Arctic Adventure: Exploring with Technology
The experience illustrates how our global climate is changing through diverse augmented learning zones that empower visitors to undertake research with the aim of comprehending how climate history is recorded in the ice. A dynamic and immersive exhibition invites visitors to learn through play, becoming polar explorers who trek across virtual ice fields with ground-penetrating radar and search for wildlife with interactive tools.
The Challenge
Encouraging visitors to interact with real technologies used by researchers to explore and measure climatic changes in the Arctic would empower them to play an active role in the exhibit and better understand the various uses and limitations of these technologies. Focusing the design of the exhibit around the visitor’s experience, Arctic Adventures would allow visitors to uncover information, learn and discover at their own pace.
Project Vision
By leveraging cutting-edge light, sound, visuals, and interactive technologies, the team was able to create a dynamic and immersive exhibition that invites visitors to learn through play. Arctic Adventures would feature four distinct zones that each foster unique opportunities for intuitive learning.

● **Goals**
1. Decide whether each statement below agrees with the Arctic Adventure text. Answer yes or no for each, quoting the deciding words.
(a) Visitors trek across virtual ice fields using ground-penetrating radar.
(b) The exhibition was planned with three distinct zones.
(c) Visitors move through the material at a pace set by the exhibit.
2. According to the Arctic Adventure text, what do visitors do research to understand?

● **Given material**
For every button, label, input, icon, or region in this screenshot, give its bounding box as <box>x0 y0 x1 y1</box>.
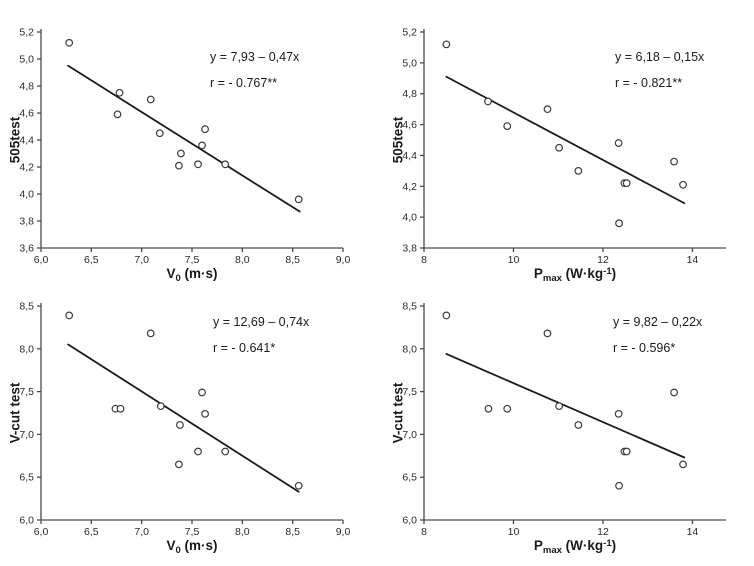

● **Solutions in order**
1.
(a) Yes: "trek across virtual ice fields with ground-penetrating radar"
(b) No: "Arctic Adventures would feature four distinct zones"
(c) No: "learn and discover at their own pace"

2. How climate history is recorded in the ice.